> **Objective**: What lines of the data include the string "JSON"? Copy them all.

> **Source material**:
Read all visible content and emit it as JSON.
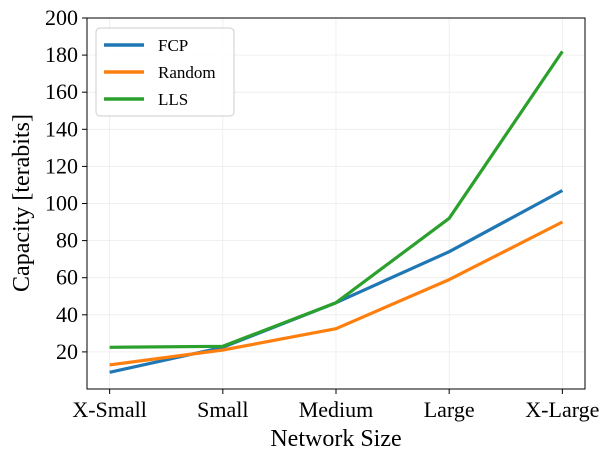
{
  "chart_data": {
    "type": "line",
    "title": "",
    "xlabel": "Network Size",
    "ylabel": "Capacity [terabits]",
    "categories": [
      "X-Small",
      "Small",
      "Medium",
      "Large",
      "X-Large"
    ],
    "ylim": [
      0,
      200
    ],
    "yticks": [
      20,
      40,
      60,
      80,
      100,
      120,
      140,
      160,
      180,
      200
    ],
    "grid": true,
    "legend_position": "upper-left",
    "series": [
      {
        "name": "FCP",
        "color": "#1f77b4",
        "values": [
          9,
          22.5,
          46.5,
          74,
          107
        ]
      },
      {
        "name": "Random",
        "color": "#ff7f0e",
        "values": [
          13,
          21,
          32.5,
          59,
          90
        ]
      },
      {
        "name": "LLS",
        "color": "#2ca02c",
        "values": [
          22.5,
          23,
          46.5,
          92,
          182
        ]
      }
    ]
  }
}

==

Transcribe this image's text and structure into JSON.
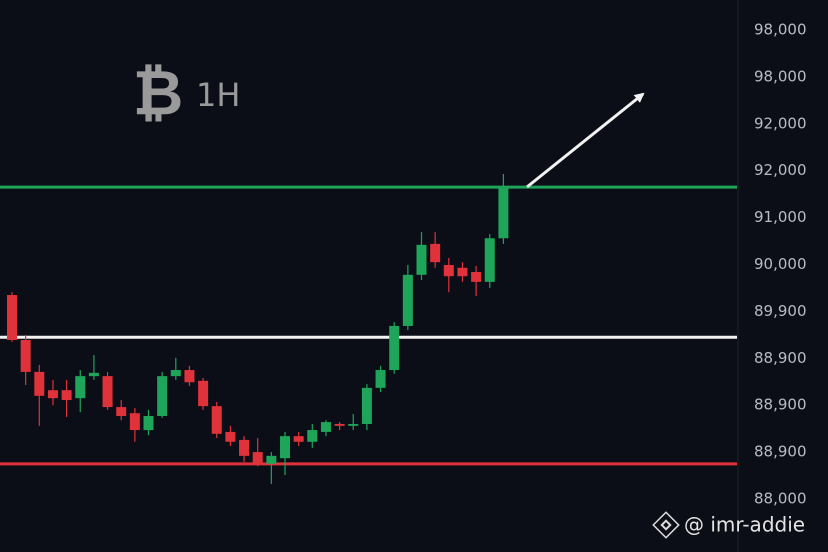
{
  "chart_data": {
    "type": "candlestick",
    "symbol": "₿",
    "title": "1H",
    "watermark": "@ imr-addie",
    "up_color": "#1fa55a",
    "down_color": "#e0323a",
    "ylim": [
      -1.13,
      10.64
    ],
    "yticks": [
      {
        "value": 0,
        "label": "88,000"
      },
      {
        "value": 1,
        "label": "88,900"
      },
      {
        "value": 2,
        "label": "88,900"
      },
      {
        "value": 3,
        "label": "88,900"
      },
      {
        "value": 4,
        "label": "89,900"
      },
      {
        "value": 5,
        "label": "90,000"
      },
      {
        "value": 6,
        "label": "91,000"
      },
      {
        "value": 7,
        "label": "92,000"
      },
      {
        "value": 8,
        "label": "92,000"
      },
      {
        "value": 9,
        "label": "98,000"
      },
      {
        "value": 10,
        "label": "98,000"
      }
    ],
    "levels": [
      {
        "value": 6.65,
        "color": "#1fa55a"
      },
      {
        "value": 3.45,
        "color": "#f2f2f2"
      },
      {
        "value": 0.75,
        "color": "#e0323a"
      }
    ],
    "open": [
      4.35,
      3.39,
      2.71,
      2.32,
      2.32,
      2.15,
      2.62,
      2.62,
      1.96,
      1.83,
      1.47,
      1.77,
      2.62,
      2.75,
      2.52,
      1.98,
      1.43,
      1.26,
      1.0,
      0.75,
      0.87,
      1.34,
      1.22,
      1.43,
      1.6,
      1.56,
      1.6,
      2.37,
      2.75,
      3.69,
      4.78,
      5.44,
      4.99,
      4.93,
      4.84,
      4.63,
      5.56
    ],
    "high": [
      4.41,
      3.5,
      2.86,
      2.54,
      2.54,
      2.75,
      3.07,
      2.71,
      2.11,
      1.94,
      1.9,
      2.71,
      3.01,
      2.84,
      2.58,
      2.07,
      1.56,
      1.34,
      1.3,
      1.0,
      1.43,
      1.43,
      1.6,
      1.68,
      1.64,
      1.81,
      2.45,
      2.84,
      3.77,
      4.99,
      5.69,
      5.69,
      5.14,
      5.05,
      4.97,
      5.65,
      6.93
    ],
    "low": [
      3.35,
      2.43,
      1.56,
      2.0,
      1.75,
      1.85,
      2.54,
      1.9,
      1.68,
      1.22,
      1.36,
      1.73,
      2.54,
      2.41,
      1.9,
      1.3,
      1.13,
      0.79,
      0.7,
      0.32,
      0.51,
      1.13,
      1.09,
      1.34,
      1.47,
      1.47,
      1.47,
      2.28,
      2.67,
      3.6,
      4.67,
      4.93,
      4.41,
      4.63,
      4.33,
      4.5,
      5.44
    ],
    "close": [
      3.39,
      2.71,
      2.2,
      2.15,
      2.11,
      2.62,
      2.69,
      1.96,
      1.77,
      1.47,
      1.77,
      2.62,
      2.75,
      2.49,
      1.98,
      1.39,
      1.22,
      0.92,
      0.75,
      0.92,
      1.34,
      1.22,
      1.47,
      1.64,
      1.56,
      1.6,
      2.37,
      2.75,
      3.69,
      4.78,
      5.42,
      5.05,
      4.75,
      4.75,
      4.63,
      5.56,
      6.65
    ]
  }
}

> **In response**:
Read all visible content and emit it as JSON.
Transcribe this image's text and structure into JSON.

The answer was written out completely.